* **REQUIREMENT**: Begin at the line that contains "Output the text content of this document." and quote each line exactly through the last one. Leave pictures out.

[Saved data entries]
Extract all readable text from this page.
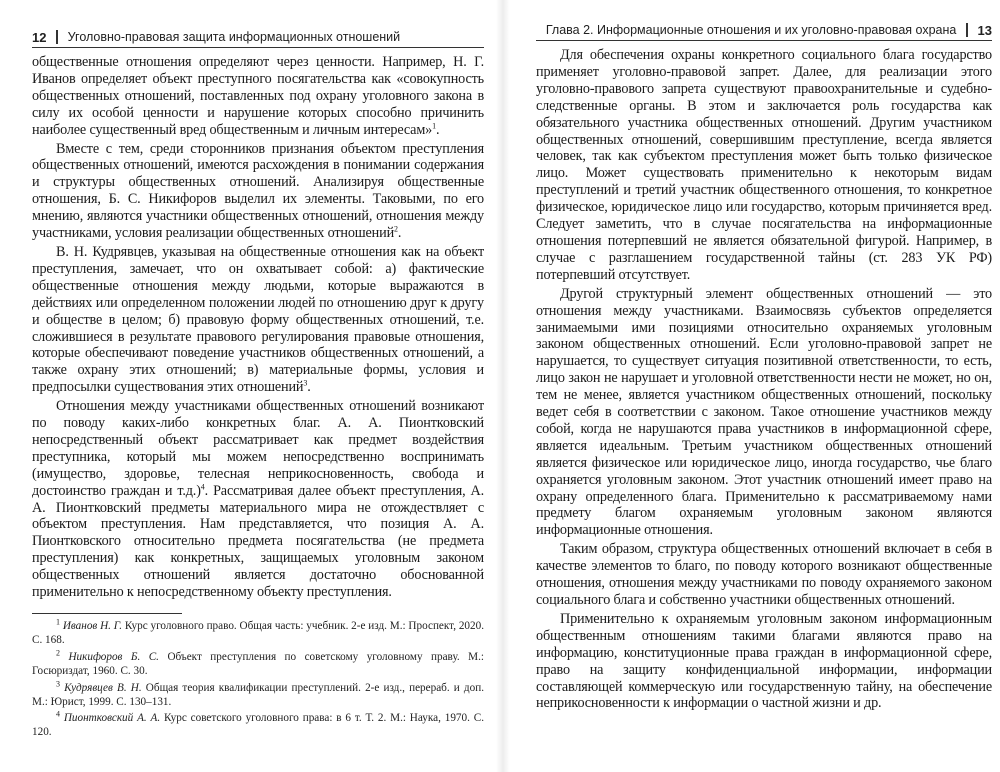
12 Уголовно-правовая защита информационных отношений

общественные отношения определяют через ценности. Например, Н. Г. Иванов определяет объект преступного посягательства как «совокупность общественных отношений, поставленных под охрану уголовного закона в силу их особой ценности и нарушение которых способно причинить наиболее существенный вред общественным и личным интересам»$^1$.

Вместе с тем, среди сторонников признания объектом преступления общественных отношений, имеются расхождения в понимании содержания и структуры общественных отношений. Анализируя общественные отношения, Б. С. Никифоров выделил их элементы. Таковыми, по его мнению, являются участники общественных отношений, отношения между участниками, условия реализации общественных отношений$^2$.

В. Н. Кудрявцев, указывая на общественные отношения как на объект преступления, замечает, что он охватывает собой: а) фактические общественные отношения между людьми, которые выражаются в действиях или определенном положении людей по отношению друг к другу и обществе в целом; б) правовую форму общественных отношений, т.е. сложившиеся в результате правового регулирования правовые отношения, которые обеспечивают поведение участников общественных отношений, а также охрану этих отношений; в) материальные формы, условия и предпосылки существования этих отношений$^3$.

Отношения между участниками общественных отношений возникают по поводу каких-либо конкретных благ. А. А. Пионтковский непосредственный объект рассматривает как предмет воздействия преступника, который мы можем непосредственно воспринимать (имущество, здоровье, телесная неприкосновенность, свобода и достоинство граждан и т.д.)$^4$. Рассматривая далее объект преступления, А. А. Пионтковский предметы материального мира не отождествляет с объектом преступления. Нам представляется, что позиция А. А. Пионтковского относительно предмета посягательства (не предмета преступления) как конкретных, защищаемых уголовным законом общественных отношений является достаточно обоснованной применительно к непосредственному объекту преступления.

$^1$ Иванов Н. Г. Курс уголовного право. Общая часть: учебник. 2-е изд. М.: Проспект, 2020. С. 168.
$^2$ Никифоров Б. С. Объект преступления по советскому уголовному праву. М.: Госюриздат, 1960. С. 30.
$^3$ Кудрявцев В. Н. Общая теория квалификации преступлений. 2-е изд., перераб. и доп. М.: Юрист, 1999. С. 130–131.
$^4$ Пионтковский А. А. Курс советского уголовного права: в 6 т. Т. 2. М.: Наука, 1970. С. 120.
Глава 2. Информационные отношения и их уголовно-правовая охрана 13

Для обеспечения охраны конкретного социального блага государство применяет уголовно-правовой запрет. Далее, для реализации этого уголовно-правового запрета существуют правоохранительные и судебно-следственные органы. В этом и заключается роль государства как обязательного участника общественных отношений. Другим участником общественных отношений, совершившим преступление, всегда является человек, так как субъектом преступления может быть только физическое лицо. Может существовать применительно к некоторым видам преступлений и третий участник общественного отношения, то конкретное физическое, юридическое лицо или государство, которым причиняется вред. Следует заметить, что в случае посягательства на информационные отношения потерпевший не является обязательной фигурой. Например, в случае с разглашением государственной тайны (ст. 283 УК РФ) потерпевший отсутствует.

Другой структурный элемент общественных отношений — это отношения между участниками. Взаимосвязь субъектов определяется занимаемыми ими позициями относительно охраняемых уголовным законом общественных отношений. Если уголовно-правовой запрет не нарушается, то существует ситуация позитивной ответственности, то есть, лицо закон не нарушает и уголовной ответственности нести не может, но он, тем не менее, является участником общественных отношений, поскольку ведет себя в соответствии с законом. Такое отношение участников между собой, когда не нарушаются права участников в информационной сфере, является идеальным. Третьим участником общественных отношений является физическое или юридическое лицо, иногда государство, чье благо охраняется уголовным законом. Этот участник отношений имеет право на охрану определенного блага. Применительно к рассматриваемому нами предмету благом охраняемым уголовным законом являются информационные отношения.

Таким образом, структура общественных отношений включает в себя в качестве элементов то благо, по поводу которого возникают общественные отношения, отношения между участниками по поводу охраняемого законом социального блага и собственно участники общественных отношений.

Применительно к охраняемым уголовным законом информационным общественным отношениям такими благами являются право на информацию, конституционные права граждан в информационной сфере, право на защиту конфиденциальной информации, информации составляющей коммерческую или государственную тайну, на обеспечение неприкосновенности к информации о частной жизни и др.
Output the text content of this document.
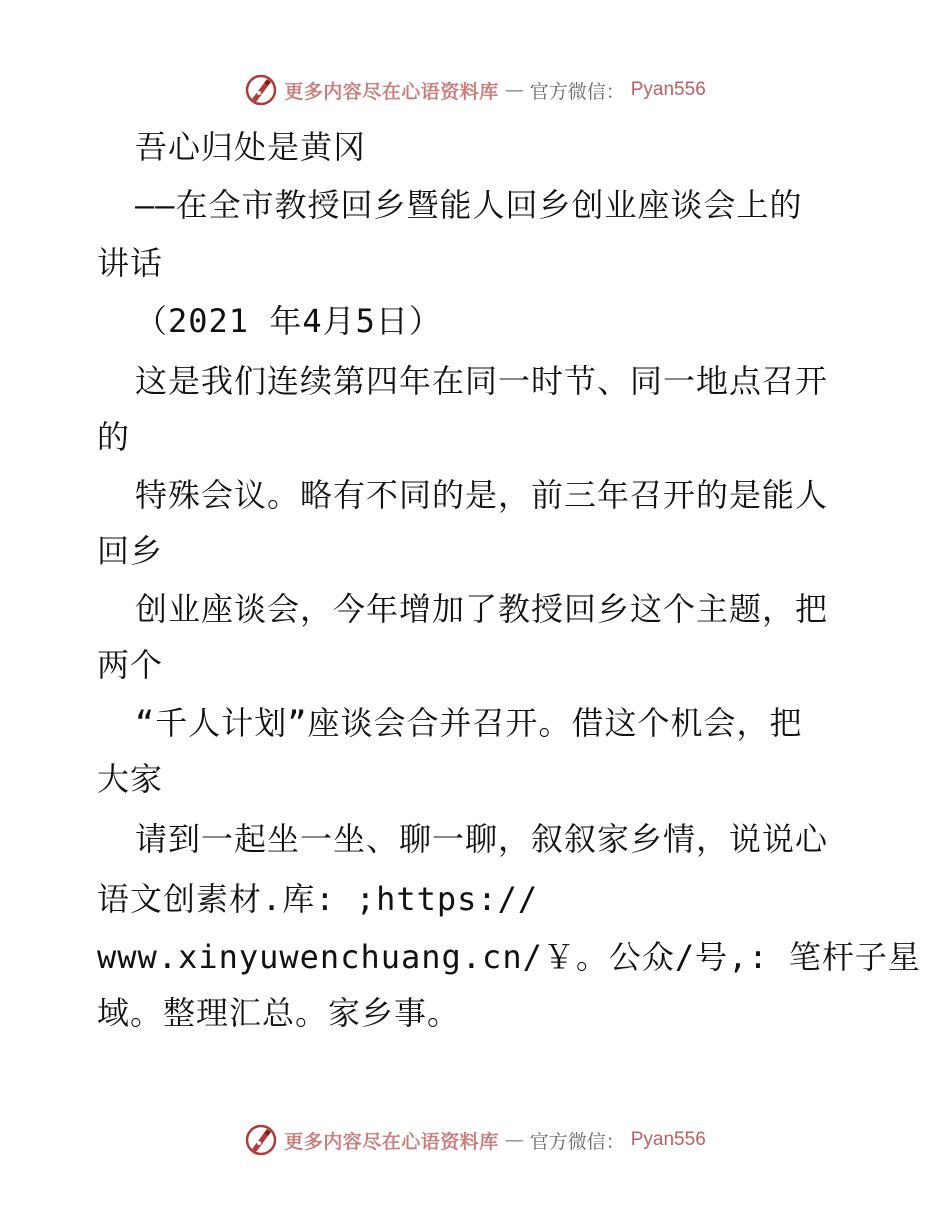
更多内容尽在心语资料库 — 官方微信： Pyan556
吾心归处是黄冈
——在全市教授回乡暨能人回乡创业座谈会上的
讲话
（2021 年4月5日）
这是我们连续第四年在同一时节、同一地点召开
的
特殊会议。略有不同的是，前三年召开的是能人
回乡
创业座谈会，今年增加了教授回乡这个主题，把
两个
“千人计划”座谈会合并召开。借这个机会，把
大家
请到一起坐一坐、聊一聊，叙叙家乡情，说说心
语文创素材.库: ;https://
www.xinyuwenchuang.cn/￥。公众/号,: 笔杆子星
域。整理汇总。家乡事。
更多内容尽在心语资料库 — 官方微信： Pyan556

* **COMPLETED TASK**:
Output the text content of this document.
更多内容尽在心语资料库 — 官方微信： Pyan556
吾心归处是黄冈
——在全市教授回乡暨能人回乡创业座谈会上的
讲话
（2021 年4月5日）
这是我们连续第四年在同一时节、同一地点召开
的
特殊会议。略有不同的是，前三年召开的是能人
回乡
创业座谈会，今年增加了教授回乡这个主题，把
两个
“千人计划”座谈会合并召开。借这个机会，把
大家
请到一起坐一坐、聊一聊，叙叙家乡情，说说心
语文创素材.库: ;https://
www.xinyuwenchuang.cn/￥。公众/号,: 笔杆子星
域。整理汇总。家乡事。
更多内容尽在心语资料库 — 官方微信： Pyan556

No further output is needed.